— Start of Source records —

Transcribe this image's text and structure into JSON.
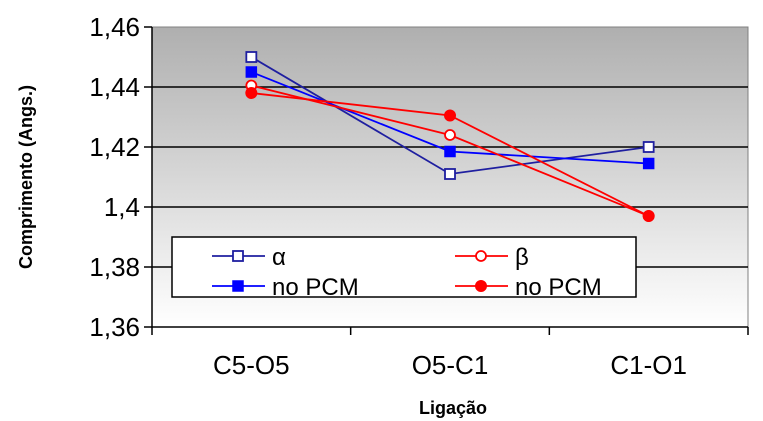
{
  "chart_data": {
    "type": "line",
    "categories": [
      "C5-O5",
      "O5-C1",
      "C1-O1"
    ],
    "series": [
      {
        "name": "α",
        "values": [
          1.45,
          1.411,
          1.42
        ],
        "color": "#1F1FA0",
        "marker": "open-square"
      },
      {
        "name": "no PCM",
        "values": [
          1.445,
          1.4185,
          1.4145
        ],
        "color": "#0000FF",
        "marker": "filled-square"
      },
      {
        "name": "β",
        "values": [
          1.4405,
          1.424,
          1.397
        ],
        "color": "#FF0000",
        "marker": "open-circle"
      },
      {
        "name": "no PCM",
        "values": [
          1.438,
          1.4305,
          1.397
        ],
        "color": "#FF0000",
        "marker": "filled-circle"
      }
    ],
    "yticks": [
      "1,36",
      "1,38",
      "1,4",
      "1,42",
      "1,44",
      "1,46"
    ],
    "ytick_values": [
      1.36,
      1.38,
      1.4,
      1.42,
      1.44,
      1.46
    ],
    "ylim": [
      1.36,
      1.46
    ],
    "xlabel": "Ligação",
    "ylabel": "Comprimento (Angs.)",
    "grid": true,
    "legend_placement": "lower-left, inside plot"
  }
}
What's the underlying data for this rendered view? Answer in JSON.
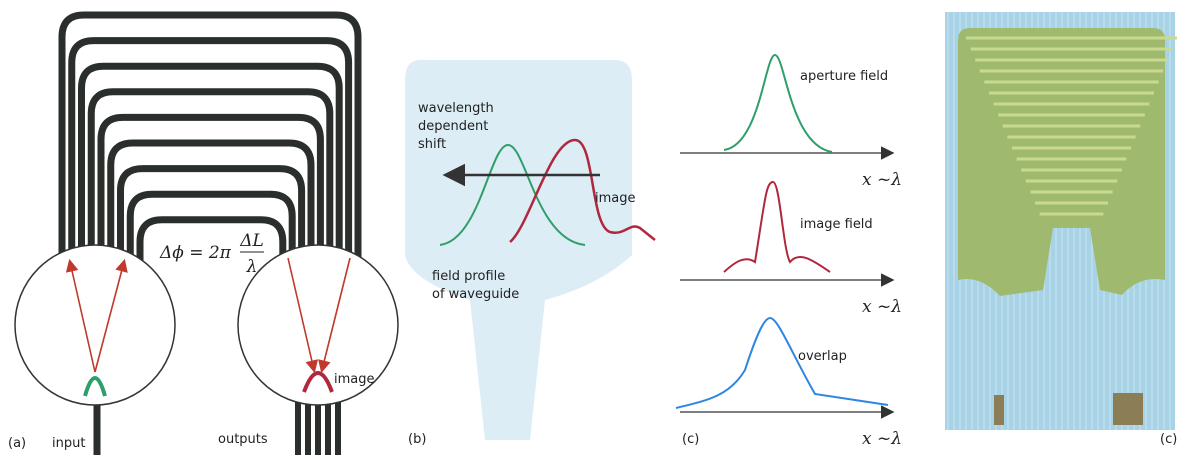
{
  "panel_a": {
    "label": "(a)",
    "input": "input",
    "outputs": "outputs",
    "formula": {
      "lhs": "Δϕ = 2π",
      "numerator": "ΔL",
      "denominator": "λ"
    },
    "image": "image"
  },
  "panel_b": {
    "label": "(b)",
    "shift": [
      "wavelength",
      "dependent",
      "shift"
    ],
    "image": "image",
    "field_profile": [
      "field profile",
      "of waveguide"
    ]
  },
  "panel_c": {
    "label": "(c)",
    "plots": [
      {
        "name": "aperture field",
        "axis": "x ~λ"
      },
      {
        "name": "image field",
        "axis": "x ~λ"
      },
      {
        "name": "overlap",
        "axis": "x ~λ"
      }
    ]
  },
  "panel_d": {
    "label": "(c)"
  }
}
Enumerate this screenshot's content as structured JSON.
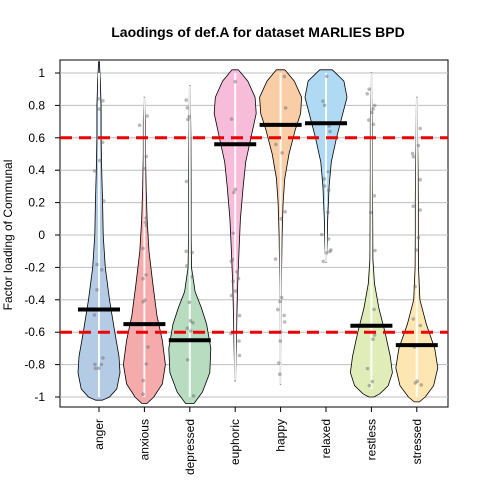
{
  "chart_data": {
    "type": "violin",
    "title": "Laodings of def.A for dataset MARLIES BPD",
    "xlabel": "",
    "ylabel": "Factor loading of Communal",
    "ylim": [
      -1.07,
      1.07
    ],
    "yticks": [
      1,
      0.8,
      0.6,
      0.4,
      0.2,
      0,
      -0.2,
      -0.4,
      -0.6,
      -0.8,
      -1
    ],
    "grid": true,
    "reference_lines": [
      {
        "value": 0.6,
        "color": "#ee0000",
        "style": "dashed"
      },
      {
        "value": -0.6,
        "color": "#ee0000",
        "style": "dashed"
      }
    ],
    "categories": [
      "anger",
      "anxious",
      "depressed",
      "euphoric",
      "happy",
      "relaxed",
      "restless",
      "stressed"
    ],
    "colors": [
      "#b4cbe6",
      "#f5aaab",
      "#b7dcc0",
      "#f7bcda",
      "#f9cda5",
      "#b0daf4",
      "#e1edb9",
      "#fde6b2"
    ],
    "means": [
      -0.46,
      -0.55,
      -0.65,
      0.56,
      0.68,
      0.69,
      -0.56,
      -0.68
    ],
    "ranges": [
      [
        -1.0,
        1.07
      ],
      [
        -1.0,
        0.85
      ],
      [
        -1.0,
        0.92
      ],
      [
        -0.9,
        1.0
      ],
      [
        -0.92,
        1.0
      ],
      [
        -0.17,
        1.0
      ],
      [
        -0.95,
        1.0
      ],
      [
        -1.0,
        0.85
      ]
    ]
  }
}
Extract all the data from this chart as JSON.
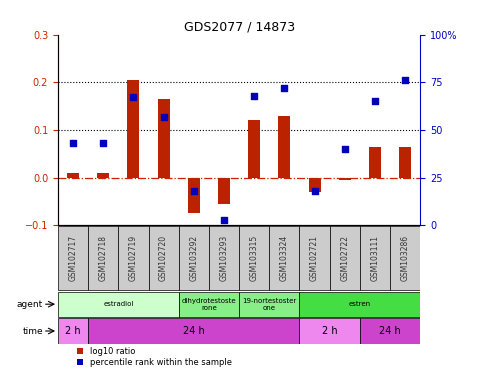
{
  "title": "GDS2077 / 14873",
  "samples": [
    "GSM102717",
    "GSM102718",
    "GSM102719",
    "GSM102720",
    "GSM103292",
    "GSM103293",
    "GSM103315",
    "GSM103324",
    "GSM102721",
    "GSM102722",
    "GSM103111",
    "GSM103286"
  ],
  "log10_ratio": [
    0.01,
    0.01,
    0.205,
    0.165,
    -0.075,
    -0.055,
    0.12,
    0.13,
    -0.03,
    -0.005,
    0.065,
    0.065
  ],
  "percentile_rank_pct": [
    43,
    43,
    67,
    57,
    18,
    3,
    68,
    72,
    18,
    40,
    65,
    76
  ],
  "ylim_left": [
    -0.1,
    0.3
  ],
  "ylim_right": [
    0,
    100
  ],
  "yticks_left": [
    -0.1,
    0.0,
    0.1,
    0.2,
    0.3
  ],
  "yticks_right": [
    0,
    25,
    50,
    75,
    100
  ],
  "hlines": [
    0.1,
    0.2
  ],
  "bar_color": "#bb2200",
  "scatter_color": "#0000bb",
  "zero_line_color": "#cc2200",
  "agent_row": [
    {
      "label": "estradiol",
      "start": 0,
      "end": 4,
      "color": "#ccffcc"
    },
    {
      "label": "dihydrotestoste\nrone",
      "start": 4,
      "end": 6,
      "color": "#88ee88"
    },
    {
      "label": "19-nortestoster\none",
      "start": 6,
      "end": 8,
      "color": "#88ee88"
    },
    {
      "label": "estren",
      "start": 8,
      "end": 12,
      "color": "#44dd44"
    }
  ],
  "time_row": [
    {
      "label": "2 h",
      "start": 0,
      "end": 1,
      "color": "#ee88ee"
    },
    {
      "label": "24 h",
      "start": 1,
      "end": 8,
      "color": "#cc44cc"
    },
    {
      "label": "2 h",
      "start": 8,
      "end": 10,
      "color": "#ee88ee"
    },
    {
      "label": "24 h",
      "start": 10,
      "end": 12,
      "color": "#cc44cc"
    }
  ],
  "legend_bar_label": "log10 ratio",
  "legend_scatter_label": "percentile rank within the sample",
  "sample_box_color": "#cccccc",
  "left_axis_color": "#cc2200",
  "right_axis_color": "#0000cc",
  "fig_width": 4.83,
  "fig_height": 3.84
}
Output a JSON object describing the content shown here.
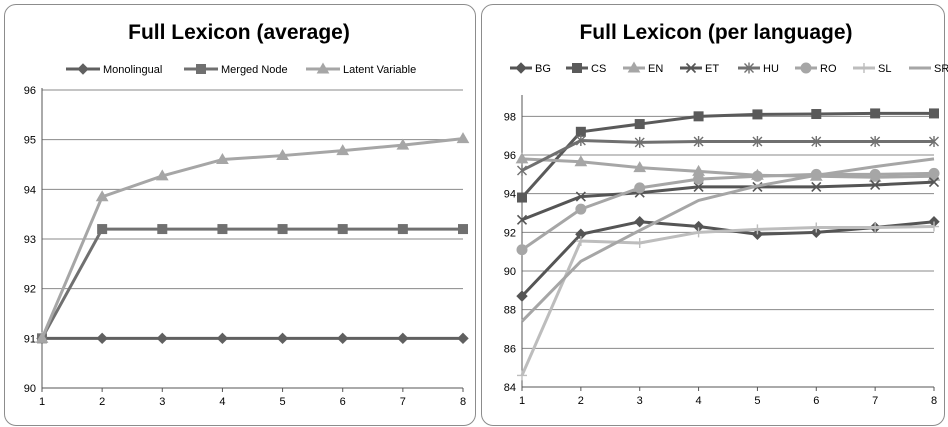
{
  "charts": [
    {
      "type": "line",
      "title": "Full Lexicon (average)",
      "x": [
        1,
        2,
        3,
        4,
        5,
        6,
        7,
        8
      ],
      "ylim": [
        90,
        96
      ],
      "yticks": [
        90,
        91,
        92,
        93,
        94,
        95,
        96
      ],
      "grid": true,
      "legend_position": "top",
      "series": [
        {
          "name": "Monolingual",
          "marker": "diamond",
          "color": "#606060",
          "values": [
            91.0,
            91.0,
            91.0,
            91.0,
            91.0,
            91.0,
            91.0,
            91.0
          ]
        },
        {
          "name": "Merged Node",
          "marker": "square",
          "color": "#707070",
          "values": [
            91.0,
            93.2,
            93.2,
            93.2,
            93.2,
            93.2,
            93.2,
            93.2
          ]
        },
        {
          "name": "Latent Variable",
          "marker": "triangle",
          "color": "#a6a6a6",
          "values": [
            91.0,
            93.85,
            94.27,
            94.6,
            94.68,
            94.78,
            94.89,
            95.02
          ]
        }
      ]
    },
    {
      "type": "line",
      "title": "Full Lexicon (per language)",
      "x": [
        1,
        2,
        3,
        4,
        5,
        6,
        7,
        8
      ],
      "ylim": [
        84,
        99
      ],
      "yticks": [
        84,
        86,
        88,
        90,
        92,
        94,
        96,
        98
      ],
      "grid": true,
      "legend_position": "top",
      "series": [
        {
          "name": "BG",
          "marker": "diamond",
          "color": "#555555",
          "values": [
            88.7,
            91.9,
            92.55,
            92.3,
            91.9,
            92.0,
            92.25,
            92.55
          ]
        },
        {
          "name": "CS",
          "marker": "square",
          "color": "#5a5a5a",
          "values": [
            93.8,
            97.2,
            97.6,
            98.0,
            98.1,
            98.12,
            98.15,
            98.15
          ]
        },
        {
          "name": "EN",
          "marker": "triangle",
          "color": "#a6a6a6",
          "values": [
            95.8,
            95.65,
            95.35,
            95.15,
            94.95,
            94.9,
            94.85,
            94.9
          ]
        },
        {
          "name": "ET",
          "marker": "x",
          "color": "#555555",
          "values": [
            92.65,
            93.85,
            94.05,
            94.35,
            94.35,
            94.35,
            94.45,
            94.6
          ]
        },
        {
          "name": "HU",
          "marker": "star",
          "color": "#707070",
          "values": [
            95.2,
            96.75,
            96.65,
            96.7,
            96.7,
            96.7,
            96.7,
            96.7
          ]
        },
        {
          "name": "RO",
          "marker": "circle",
          "color": "#a6a6a6",
          "values": [
            91.1,
            93.2,
            94.3,
            94.75,
            94.9,
            95.0,
            95.0,
            95.05
          ]
        },
        {
          "name": "SL",
          "marker": "plus",
          "color": "#bdbdbd",
          "values": [
            84.6,
            91.55,
            91.45,
            92.0,
            92.15,
            92.25,
            92.25,
            92.3
          ]
        },
        {
          "name": "SR",
          "marker": "none",
          "color": "#a6a6a6",
          "values": [
            87.4,
            90.5,
            92.1,
            93.65,
            94.4,
            94.95,
            95.4,
            95.8
          ]
        }
      ]
    }
  ]
}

— End of Source records —

▸ **Work to do**:
Your reply is one number: how many lines of the records above contain the word "content".

▸ **Solution to the exercise**:
2